(TO BE DONE): Write out the full set of records below exactly.

(MATERIAL FOR THE TASK):
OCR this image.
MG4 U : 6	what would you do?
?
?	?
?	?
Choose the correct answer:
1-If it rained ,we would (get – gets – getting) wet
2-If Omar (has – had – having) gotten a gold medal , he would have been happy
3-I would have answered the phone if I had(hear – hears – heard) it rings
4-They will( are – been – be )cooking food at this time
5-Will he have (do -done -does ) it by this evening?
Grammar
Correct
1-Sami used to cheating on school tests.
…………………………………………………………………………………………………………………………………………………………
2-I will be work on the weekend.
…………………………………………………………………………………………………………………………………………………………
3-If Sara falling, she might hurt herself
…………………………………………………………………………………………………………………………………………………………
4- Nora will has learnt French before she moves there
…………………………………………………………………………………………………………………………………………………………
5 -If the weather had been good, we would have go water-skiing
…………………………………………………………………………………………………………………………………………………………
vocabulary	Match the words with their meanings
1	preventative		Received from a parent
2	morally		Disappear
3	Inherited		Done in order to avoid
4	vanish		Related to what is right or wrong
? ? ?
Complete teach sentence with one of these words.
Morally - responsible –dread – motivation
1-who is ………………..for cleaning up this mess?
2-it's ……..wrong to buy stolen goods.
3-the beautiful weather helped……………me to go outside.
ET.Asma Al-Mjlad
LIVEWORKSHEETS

(TASK RESULT):
OCR this image.
MG4 U : 6	what would you do?
?
?	?
?	?
Choose the correct answer:
1-If it rained ,we would (get – gets – getting) wet
2-If Omar (has – had – having) gotten a gold medal , he would have been happy
3-I would have answered the phone if I had(hear – hears – heard) it rings
4-They will( are – been – be )cooking food at this time
5-Will he have (do -done -does ) it by this evening?
Grammar
Correct
1-Sami used to cheating on school tests.
…………………………………………………………………………………………………………………………………………………………
2-I will be work on the weekend.
…………………………………………………………………………………………………………………………………………………………
3-If Sara falling, she might hurt herself
…………………………………………………………………………………………………………………………………………………………
4- Nora will has learnt French before she moves there
…………………………………………………………………………………………………………………………………………………………
5 -If the weather had been good, we would have go water-skiing
…………………………………………………………………………………………………………………………………………………………
vocabulary	Match the words with their meanings
1	preventative		Received from a parent
2	morally		Disappear
3	Inherited		Done in order to avoid
4	vanish		Related to what is right or wrong
? ? ?
Complete teach sentence with one of these words.
Morally - responsible –dread – motivation
1-who is ………………..for cleaning up this mess?
2-it's ……..wrong to buy stolen goods.
3-the beautiful weather helped……………me to go outside.
ET.Asma Al-Mjlad
LIVEWORKSHEETS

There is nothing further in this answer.